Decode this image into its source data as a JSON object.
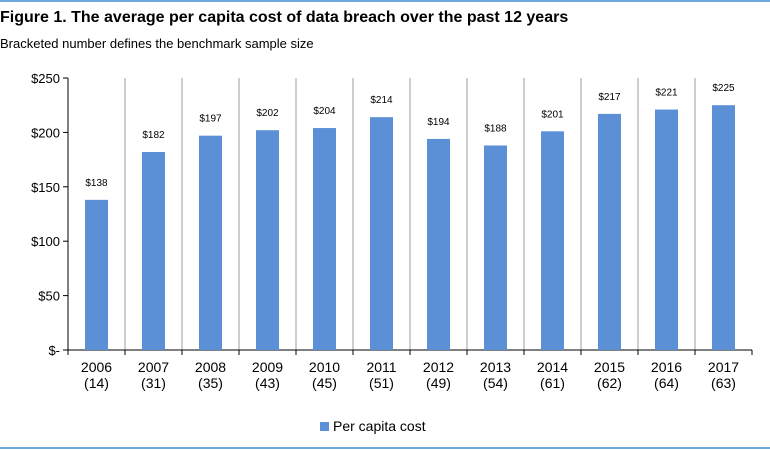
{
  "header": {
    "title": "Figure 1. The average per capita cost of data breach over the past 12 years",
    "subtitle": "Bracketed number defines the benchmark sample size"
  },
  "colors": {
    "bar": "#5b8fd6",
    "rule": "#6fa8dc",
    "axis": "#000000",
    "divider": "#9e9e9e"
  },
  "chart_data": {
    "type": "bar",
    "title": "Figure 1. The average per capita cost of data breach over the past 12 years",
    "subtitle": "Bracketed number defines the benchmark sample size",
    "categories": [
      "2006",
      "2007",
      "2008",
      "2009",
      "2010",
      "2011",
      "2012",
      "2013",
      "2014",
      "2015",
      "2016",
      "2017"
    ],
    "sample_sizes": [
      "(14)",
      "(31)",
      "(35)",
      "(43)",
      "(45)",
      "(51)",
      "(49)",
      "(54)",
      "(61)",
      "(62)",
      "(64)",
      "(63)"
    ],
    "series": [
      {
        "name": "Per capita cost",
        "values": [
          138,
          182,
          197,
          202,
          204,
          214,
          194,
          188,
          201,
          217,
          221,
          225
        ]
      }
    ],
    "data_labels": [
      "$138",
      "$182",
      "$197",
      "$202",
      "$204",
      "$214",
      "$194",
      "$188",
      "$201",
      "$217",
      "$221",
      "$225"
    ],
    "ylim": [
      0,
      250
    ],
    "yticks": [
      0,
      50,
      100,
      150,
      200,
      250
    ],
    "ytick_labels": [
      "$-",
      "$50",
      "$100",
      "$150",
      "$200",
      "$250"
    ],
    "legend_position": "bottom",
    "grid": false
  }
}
⁂
Instructions to follow:
Identify the lines in the entries that hold "subtitle" and return each one.

Result:
    "subtitle": "Bracketed number defines the benchmark sample size"
    "subtitle": "Bracketed number defines the benchmark sample size",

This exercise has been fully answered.